_Exercise_
Look through the data below. Collect every line where the word "mood" occurs.

===== Working data

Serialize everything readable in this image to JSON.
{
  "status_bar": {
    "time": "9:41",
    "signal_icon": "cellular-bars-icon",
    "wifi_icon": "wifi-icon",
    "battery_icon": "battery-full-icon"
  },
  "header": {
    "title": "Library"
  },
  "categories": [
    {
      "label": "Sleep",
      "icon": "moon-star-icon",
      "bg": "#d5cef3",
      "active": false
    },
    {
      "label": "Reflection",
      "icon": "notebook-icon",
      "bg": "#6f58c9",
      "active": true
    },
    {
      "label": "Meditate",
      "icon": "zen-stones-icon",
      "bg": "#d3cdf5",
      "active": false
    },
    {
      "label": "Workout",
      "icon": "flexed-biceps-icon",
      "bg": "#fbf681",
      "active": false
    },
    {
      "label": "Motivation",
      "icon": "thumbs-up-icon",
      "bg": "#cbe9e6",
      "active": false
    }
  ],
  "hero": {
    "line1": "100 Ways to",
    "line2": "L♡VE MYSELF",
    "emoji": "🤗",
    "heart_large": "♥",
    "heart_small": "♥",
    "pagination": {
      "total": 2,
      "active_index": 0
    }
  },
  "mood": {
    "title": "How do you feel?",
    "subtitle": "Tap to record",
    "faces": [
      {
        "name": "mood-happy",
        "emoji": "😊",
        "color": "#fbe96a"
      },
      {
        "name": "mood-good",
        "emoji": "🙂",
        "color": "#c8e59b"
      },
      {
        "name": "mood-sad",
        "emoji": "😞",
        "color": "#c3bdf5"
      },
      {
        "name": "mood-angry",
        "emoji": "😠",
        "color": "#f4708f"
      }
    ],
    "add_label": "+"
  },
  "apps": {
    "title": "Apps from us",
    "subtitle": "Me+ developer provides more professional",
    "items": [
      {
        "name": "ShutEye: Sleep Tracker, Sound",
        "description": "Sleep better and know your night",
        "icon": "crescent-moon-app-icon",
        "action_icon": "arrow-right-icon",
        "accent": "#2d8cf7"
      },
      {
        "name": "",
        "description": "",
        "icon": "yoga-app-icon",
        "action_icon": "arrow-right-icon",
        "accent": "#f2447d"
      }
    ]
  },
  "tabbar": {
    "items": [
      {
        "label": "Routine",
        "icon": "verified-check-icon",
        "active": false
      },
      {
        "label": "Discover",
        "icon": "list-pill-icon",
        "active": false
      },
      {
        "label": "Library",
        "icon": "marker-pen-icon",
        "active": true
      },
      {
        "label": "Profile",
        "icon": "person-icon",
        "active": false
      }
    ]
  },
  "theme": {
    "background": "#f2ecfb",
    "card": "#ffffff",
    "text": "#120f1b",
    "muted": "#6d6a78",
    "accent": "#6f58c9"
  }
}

==========

_In response_
  "mood": {
        "name": "mood-happy",
        "name": "mood-good",
        "name": "mood-sad",
        "name": "mood-angry",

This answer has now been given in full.